**PROBLEM DETAILS**
Each entry that follows must be output without any deviation.

**ROWS**
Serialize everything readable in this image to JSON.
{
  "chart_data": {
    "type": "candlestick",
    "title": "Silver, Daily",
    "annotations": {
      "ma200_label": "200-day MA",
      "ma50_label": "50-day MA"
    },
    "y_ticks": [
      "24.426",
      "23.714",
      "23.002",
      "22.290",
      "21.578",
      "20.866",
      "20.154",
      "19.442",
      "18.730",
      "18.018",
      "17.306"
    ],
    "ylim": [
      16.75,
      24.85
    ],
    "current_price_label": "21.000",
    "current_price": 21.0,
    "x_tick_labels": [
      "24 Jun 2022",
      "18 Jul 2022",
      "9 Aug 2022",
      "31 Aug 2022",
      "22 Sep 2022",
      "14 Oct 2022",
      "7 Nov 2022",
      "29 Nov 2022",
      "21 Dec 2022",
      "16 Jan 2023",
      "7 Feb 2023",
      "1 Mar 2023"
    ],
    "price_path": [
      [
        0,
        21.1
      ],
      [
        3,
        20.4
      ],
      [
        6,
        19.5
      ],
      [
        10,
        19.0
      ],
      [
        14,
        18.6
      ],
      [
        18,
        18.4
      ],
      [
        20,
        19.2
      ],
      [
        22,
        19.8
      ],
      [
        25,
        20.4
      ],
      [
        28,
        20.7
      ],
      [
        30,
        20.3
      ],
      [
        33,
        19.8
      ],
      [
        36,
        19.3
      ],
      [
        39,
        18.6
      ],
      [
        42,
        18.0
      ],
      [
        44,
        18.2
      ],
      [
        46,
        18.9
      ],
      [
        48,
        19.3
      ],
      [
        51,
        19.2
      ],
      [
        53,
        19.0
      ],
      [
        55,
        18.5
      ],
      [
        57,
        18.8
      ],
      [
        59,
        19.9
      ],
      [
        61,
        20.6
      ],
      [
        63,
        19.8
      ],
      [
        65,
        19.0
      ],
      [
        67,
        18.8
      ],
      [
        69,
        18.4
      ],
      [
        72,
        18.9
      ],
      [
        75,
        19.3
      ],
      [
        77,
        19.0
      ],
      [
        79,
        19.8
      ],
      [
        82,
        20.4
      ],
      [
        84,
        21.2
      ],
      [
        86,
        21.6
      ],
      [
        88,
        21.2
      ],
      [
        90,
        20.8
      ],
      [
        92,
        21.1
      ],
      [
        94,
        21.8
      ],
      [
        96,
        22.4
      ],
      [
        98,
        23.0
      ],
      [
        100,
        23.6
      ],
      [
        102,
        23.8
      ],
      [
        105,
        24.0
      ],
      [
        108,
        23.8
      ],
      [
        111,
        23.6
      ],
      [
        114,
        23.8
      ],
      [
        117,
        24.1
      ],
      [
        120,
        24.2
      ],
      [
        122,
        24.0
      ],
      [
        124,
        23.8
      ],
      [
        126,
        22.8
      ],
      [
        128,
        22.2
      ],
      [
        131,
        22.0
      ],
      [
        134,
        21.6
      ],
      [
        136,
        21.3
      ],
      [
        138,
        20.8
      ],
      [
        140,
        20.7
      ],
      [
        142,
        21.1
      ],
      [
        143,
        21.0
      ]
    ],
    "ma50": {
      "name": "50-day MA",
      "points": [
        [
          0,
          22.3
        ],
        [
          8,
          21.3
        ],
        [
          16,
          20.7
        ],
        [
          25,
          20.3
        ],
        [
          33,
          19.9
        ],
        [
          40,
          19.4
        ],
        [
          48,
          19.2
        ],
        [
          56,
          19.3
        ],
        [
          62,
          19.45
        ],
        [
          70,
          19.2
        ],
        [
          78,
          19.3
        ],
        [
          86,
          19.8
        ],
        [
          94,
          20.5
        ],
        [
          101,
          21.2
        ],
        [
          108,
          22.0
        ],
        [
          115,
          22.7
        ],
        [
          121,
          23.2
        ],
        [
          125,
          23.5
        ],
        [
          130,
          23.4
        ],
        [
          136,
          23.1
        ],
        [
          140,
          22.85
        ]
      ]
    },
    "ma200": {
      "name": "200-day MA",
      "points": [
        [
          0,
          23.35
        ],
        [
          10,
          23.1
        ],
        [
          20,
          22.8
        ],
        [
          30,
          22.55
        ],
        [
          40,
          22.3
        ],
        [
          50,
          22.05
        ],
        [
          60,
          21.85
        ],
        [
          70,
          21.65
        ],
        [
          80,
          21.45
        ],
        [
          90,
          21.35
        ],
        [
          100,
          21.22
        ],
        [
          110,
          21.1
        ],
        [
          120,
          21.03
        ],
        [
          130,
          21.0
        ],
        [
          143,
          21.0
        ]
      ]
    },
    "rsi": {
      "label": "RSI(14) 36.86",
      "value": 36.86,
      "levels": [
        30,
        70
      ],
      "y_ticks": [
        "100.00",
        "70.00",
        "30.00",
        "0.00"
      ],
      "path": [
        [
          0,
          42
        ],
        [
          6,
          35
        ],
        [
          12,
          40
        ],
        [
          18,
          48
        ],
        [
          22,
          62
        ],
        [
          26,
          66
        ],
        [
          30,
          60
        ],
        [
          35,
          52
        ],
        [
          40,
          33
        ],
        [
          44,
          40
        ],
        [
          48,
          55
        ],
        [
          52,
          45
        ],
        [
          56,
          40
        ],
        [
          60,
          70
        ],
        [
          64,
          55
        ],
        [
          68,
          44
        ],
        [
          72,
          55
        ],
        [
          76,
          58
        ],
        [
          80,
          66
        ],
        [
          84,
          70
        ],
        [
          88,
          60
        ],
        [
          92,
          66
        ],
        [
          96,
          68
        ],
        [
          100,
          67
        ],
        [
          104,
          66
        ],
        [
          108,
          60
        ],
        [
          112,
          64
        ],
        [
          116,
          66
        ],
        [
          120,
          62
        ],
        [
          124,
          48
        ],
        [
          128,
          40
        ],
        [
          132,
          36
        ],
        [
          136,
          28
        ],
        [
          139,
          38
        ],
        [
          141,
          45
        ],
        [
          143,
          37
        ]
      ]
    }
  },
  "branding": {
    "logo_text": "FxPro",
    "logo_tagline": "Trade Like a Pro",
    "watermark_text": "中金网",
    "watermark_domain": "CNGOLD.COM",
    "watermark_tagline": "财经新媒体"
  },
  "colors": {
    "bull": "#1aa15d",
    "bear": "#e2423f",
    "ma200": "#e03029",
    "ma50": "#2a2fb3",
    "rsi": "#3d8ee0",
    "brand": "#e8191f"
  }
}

**EXERCISE SOLUTION**
Serialize everything readable in this image to JSON.
{
  "chart_data": {
    "type": "candlestick",
    "title": "Silver, Daily",
    "annotations": {
      "ma200_label": "200-day MA",
      "ma50_label": "50-day MA"
    },
    "y_ticks": [
      "24.426",
      "23.714",
      "23.002",
      "22.290",
      "21.578",
      "20.866",
      "20.154",
      "19.442",
      "18.730",
      "18.018",
      "17.306"
    ],
    "ylim": [
      16.75,
      24.85
    ],
    "current_price_label": "21.000",
    "current_price": 21.0,
    "x_tick_labels": [
      "24 Jun 2022",
      "18 Jul 2022",
      "9 Aug 2022",
      "31 Aug 2022",
      "22 Sep 2022",
      "14 Oct 2022",
      "7 Nov 2022",
      "29 Nov 2022",
      "21 Dec 2022",
      "16 Jan 2023",
      "7 Feb 2023",
      "1 Mar 2023"
    ],
    "price_path": [
      [
        0,
        21.1
      ],
      [
        3,
        20.4
      ],
      [
        6,
        19.5
      ],
      [
        10,
        19.0
      ],
      [
        14,
        18.6
      ],
      [
        18,
        18.4
      ],
      [
        20,
        19.2
      ],
      [
        22,
        19.8
      ],
      [
        25,
        20.4
      ],
      [
        28,
        20.7
      ],
      [
        30,
        20.3
      ],
      [
        33,
        19.8
      ],
      [
        36,
        19.3
      ],
      [
        39,
        18.6
      ],
      [
        42,
        18.0
      ],
      [
        44,
        18.2
      ],
      [
        46,
        18.9
      ],
      [
        48,
        19.3
      ],
      [
        51,
        19.2
      ],
      [
        53,
        19.0
      ],
      [
        55,
        18.5
      ],
      [
        57,
        18.8
      ],
      [
        59,
        19.9
      ],
      [
        61,
        20.6
      ],
      [
        63,
        19.8
      ],
      [
        65,
        19.0
      ],
      [
        67,
        18.8
      ],
      [
        69,
        18.4
      ],
      [
        72,
        18.9
      ],
      [
        75,
        19.3
      ],
      [
        77,
        19.0
      ],
      [
        79,
        19.8
      ],
      [
        82,
        20.4
      ],
      [
        84,
        21.2
      ],
      [
        86,
        21.6
      ],
      [
        88,
        21.2
      ],
      [
        90,
        20.8
      ],
      [
        92,
        21.1
      ],
      [
        94,
        21.8
      ],
      [
        96,
        22.4
      ],
      [
        98,
        23.0
      ],
      [
        100,
        23.6
      ],
      [
        102,
        23.8
      ],
      [
        105,
        24.0
      ],
      [
        108,
        23.8
      ],
      [
        111,
        23.6
      ],
      [
        114,
        23.8
      ],
      [
        117,
        24.1
      ],
      [
        120,
        24.2
      ],
      [
        122,
        24.0
      ],
      [
        124,
        23.8
      ],
      [
        126,
        22.8
      ],
      [
        128,
        22.2
      ],
      [
        131,
        22.0
      ],
      [
        134,
        21.6
      ],
      [
        136,
        21.3
      ],
      [
        138,
        20.8
      ],
      [
        140,
        20.7
      ],
      [
        142,
        21.1
      ],
      [
        143,
        21.0
      ]
    ],
    "ma50": {
      "name": "50-day MA",
      "points": [
        [
          0,
          22.3
        ],
        [
          8,
          21.3
        ],
        [
          16,
          20.7
        ],
        [
          25,
          20.3
        ],
        [
          33,
          19.9
        ],
        [
          40,
          19.4
        ],
        [
          48,
          19.2
        ],
        [
          56,
          19.3
        ],
        [
          62,
          19.45
        ],
        [
          70,
          19.2
        ],
        [
          78,
          19.3
        ],
        [
          86,
          19.8
        ],
        [
          94,
          20.5
        ],
        [
          101,
          21.2
        ],
        [
          108,
          22.0
        ],
        [
          115,
          22.7
        ],
        [
          121,
          23.2
        ],
        [
          125,
          23.5
        ],
        [
          130,
          23.4
        ],
        [
          136,
          23.1
        ],
        [
          140,
          22.85
        ]
      ]
    },
    "ma200": {
      "name": "200-day MA",
      "points": [
        [
          0,
          23.35
        ],
        [
          10,
          23.1
        ],
        [
          20,
          22.8
        ],
        [
          30,
          22.55
        ],
        [
          40,
          22.3
        ],
        [
          50,
          22.05
        ],
        [
          60,
          21.85
        ],
        [
          70,
          21.65
        ],
        [
          80,
          21.45
        ],
        [
          90,
          21.35
        ],
        [
          100,
          21.22
        ],
        [
          110,
          21.1
        ],
        [
          120,
          21.03
        ],
        [
          130,
          21.0
        ],
        [
          143,
          21.0
        ]
      ]
    },
    "rsi": {
      "label": "RSI(14) 36.86",
      "value": 36.86,
      "levels": [
        30,
        70
      ],
      "y_ticks": [
        "100.00",
        "70.00",
        "30.00",
        "0.00"
      ],
      "path": [
        [
          0,
          42
        ],
        [
          6,
          35
        ],
        [
          12,
          40
        ],
        [
          18,
          48
        ],
        [
          22,
          62
        ],
        [
          26,
          66
        ],
        [
          30,
          60
        ],
        [
          35,
          52
        ],
        [
          40,
          33
        ],
        [
          44,
          40
        ],
        [
          48,
          55
        ],
        [
          52,
          45
        ],
        [
          56,
          40
        ],
        [
          60,
          70
        ],
        [
          64,
          55
        ],
        [
          68,
          44
        ],
        [
          72,
          55
        ],
        [
          76,
          58
        ],
        [
          80,
          66
        ],
        [
          84,
          70
        ],
        [
          88,
          60
        ],
        [
          92,
          66
        ],
        [
          96,
          68
        ],
        [
          100,
          67
        ],
        [
          104,
          66
        ],
        [
          108,
          60
        ],
        [
          112,
          64
        ],
        [
          116,
          66
        ],
        [
          120,
          62
        ],
        [
          124,
          48
        ],
        [
          128,
          40
        ],
        [
          132,
          36
        ],
        [
          136,
          28
        ],
        [
          139,
          38
        ],
        [
          141,
          45
        ],
        [
          143,
          37
        ]
      ]
    }
  },
  "branding": {
    "logo_text": "FxPro",
    "logo_tagline": "Trade Like a Pro",
    "watermark_text": "中金网",
    "watermark_domain": "CNGOLD.COM",
    "watermark_tagline": "财经新媒体"
  },
  "colors": {
    "bull": "#1aa15d",
    "bear": "#e2423f",
    "ma200": "#e03029",
    "ma50": "#2a2fb3",
    "rsi": "#3d8ee0",
    "brand": "#e8191f"
  }
}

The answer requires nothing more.